- **What to produce**:
Copy out every line exactly, passing over the pictures.

Dataset entries on figures
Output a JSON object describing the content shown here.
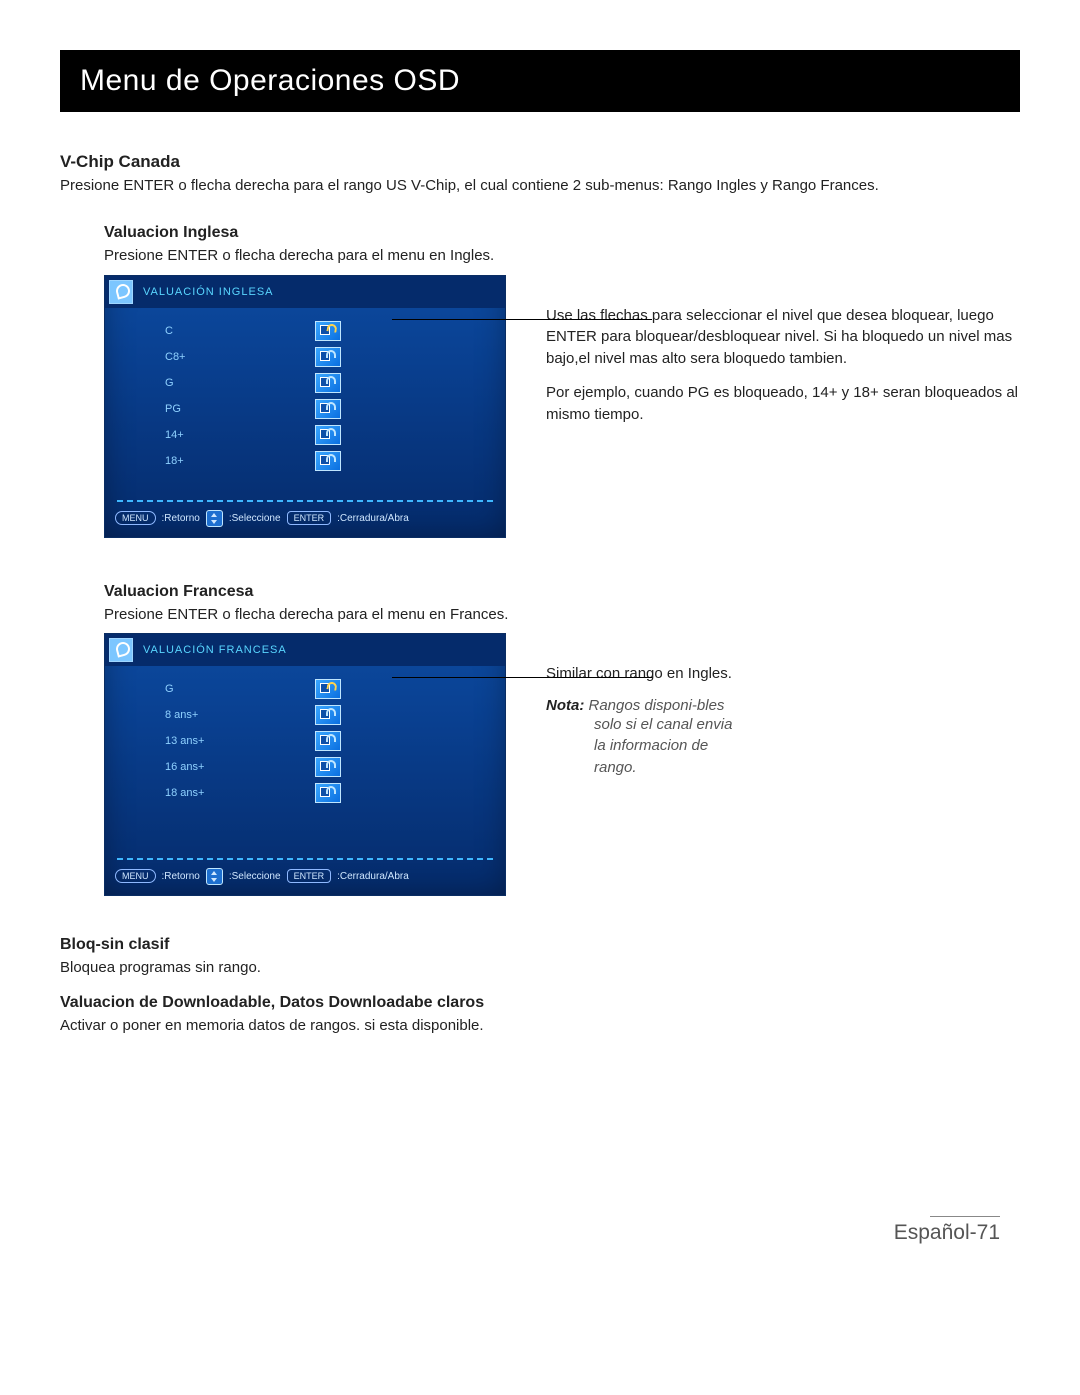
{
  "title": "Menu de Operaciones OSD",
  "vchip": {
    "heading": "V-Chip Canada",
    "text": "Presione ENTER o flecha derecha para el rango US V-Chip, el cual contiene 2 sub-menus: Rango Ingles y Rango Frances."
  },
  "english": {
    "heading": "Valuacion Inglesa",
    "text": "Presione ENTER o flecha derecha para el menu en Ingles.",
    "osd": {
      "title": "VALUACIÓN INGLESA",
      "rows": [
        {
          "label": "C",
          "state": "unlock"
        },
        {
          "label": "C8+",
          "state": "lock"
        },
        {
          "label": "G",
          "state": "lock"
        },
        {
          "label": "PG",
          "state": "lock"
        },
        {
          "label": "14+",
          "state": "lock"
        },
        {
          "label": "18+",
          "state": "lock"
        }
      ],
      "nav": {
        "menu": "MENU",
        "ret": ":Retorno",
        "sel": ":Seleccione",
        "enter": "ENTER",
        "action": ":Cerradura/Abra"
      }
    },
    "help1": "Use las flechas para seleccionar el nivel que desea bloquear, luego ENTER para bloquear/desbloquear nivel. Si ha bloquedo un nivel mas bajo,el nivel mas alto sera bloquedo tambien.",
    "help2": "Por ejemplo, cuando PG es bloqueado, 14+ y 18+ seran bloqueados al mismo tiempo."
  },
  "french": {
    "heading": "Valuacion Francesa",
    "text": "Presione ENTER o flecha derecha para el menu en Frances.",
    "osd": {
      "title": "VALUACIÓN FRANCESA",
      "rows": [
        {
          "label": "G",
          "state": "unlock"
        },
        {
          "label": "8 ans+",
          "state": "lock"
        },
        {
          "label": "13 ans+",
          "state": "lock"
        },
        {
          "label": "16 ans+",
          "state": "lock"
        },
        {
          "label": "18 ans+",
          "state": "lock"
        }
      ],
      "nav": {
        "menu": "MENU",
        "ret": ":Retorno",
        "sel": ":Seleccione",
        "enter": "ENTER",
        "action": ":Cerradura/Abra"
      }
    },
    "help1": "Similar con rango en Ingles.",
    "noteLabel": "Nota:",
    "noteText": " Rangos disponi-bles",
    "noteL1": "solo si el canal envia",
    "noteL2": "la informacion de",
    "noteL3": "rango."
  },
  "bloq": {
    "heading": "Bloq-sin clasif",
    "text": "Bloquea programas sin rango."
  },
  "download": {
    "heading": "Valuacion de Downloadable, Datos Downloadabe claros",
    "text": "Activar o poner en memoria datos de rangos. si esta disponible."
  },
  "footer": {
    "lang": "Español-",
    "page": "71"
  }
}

- **Written response**:
Output a JSON object describing the content shown here.
{
  "title": "Menu de Operaciones OSD",
  "vchip": {
    "heading": "V-Chip Canada",
    "text": "Presione ENTER o flecha derecha para el rango US V-Chip, el cual contiene 2 sub-menus: Rango Ingles y Rango Frances."
  },
  "english": {
    "heading": "Valuacion Inglesa",
    "text": "Presione ENTER o flecha derecha para el menu en Ingles.",
    "osd": {
      "title": "VALUACIÓN INGLESA",
      "rows": [
        {
          "label": "C",
          "state": "unlock"
        },
        {
          "label": "C8+",
          "state": "lock"
        },
        {
          "label": "G",
          "state": "lock"
        },
        {
          "label": "PG",
          "state": "lock"
        },
        {
          "label": "14+",
          "state": "lock"
        },
        {
          "label": "18+",
          "state": "lock"
        }
      ],
      "nav": {
        "menu": "MENU",
        "ret": ":Retorno",
        "sel": ":Seleccione",
        "enter": "ENTER",
        "action": ":Cerradura/Abra"
      }
    },
    "help1": "Use las flechas para seleccionar el nivel que desea bloquear, luego ENTER para bloquear/desbloquear nivel. Si ha bloquedo un nivel mas bajo,el nivel mas alto sera bloquedo tambien.",
    "help2": "Por ejemplo, cuando PG es bloqueado, 14+ y 18+ seran bloqueados al mismo tiempo."
  },
  "french": {
    "heading": "Valuacion Francesa",
    "text": "Presione ENTER o flecha derecha para el menu en Frances.",
    "osd": {
      "title": "VALUACIÓN FRANCESA",
      "rows": [
        {
          "label": "G",
          "state": "unlock"
        },
        {
          "label": "8 ans+",
          "state": "lock"
        },
        {
          "label": "13 ans+",
          "state": "lock"
        },
        {
          "label": "16 ans+",
          "state": "lock"
        },
        {
          "label": "18 ans+",
          "state": "lock"
        }
      ],
      "nav": {
        "menu": "MENU",
        "ret": ":Retorno",
        "sel": ":Seleccione",
        "enter": "ENTER",
        "action": ":Cerradura/Abra"
      }
    },
    "help1": "Similar con rango en Ingles.",
    "noteLabel": "Nota:",
    "noteText": " Rangos disponi-bles",
    "noteL1": "solo si el canal envia",
    "noteL2": "la informacion de",
    "noteL3": "rango."
  },
  "bloq": {
    "heading": "Bloq-sin clasif",
    "text": "Bloquea programas sin rango."
  },
  "download": {
    "heading": "Valuacion de Downloadable, Datos Downloadabe claros",
    "text": "Activar o poner en memoria datos de rangos. si esta disponible."
  },
  "footer": {
    "lang": "Español-",
    "page": "71"
  }
}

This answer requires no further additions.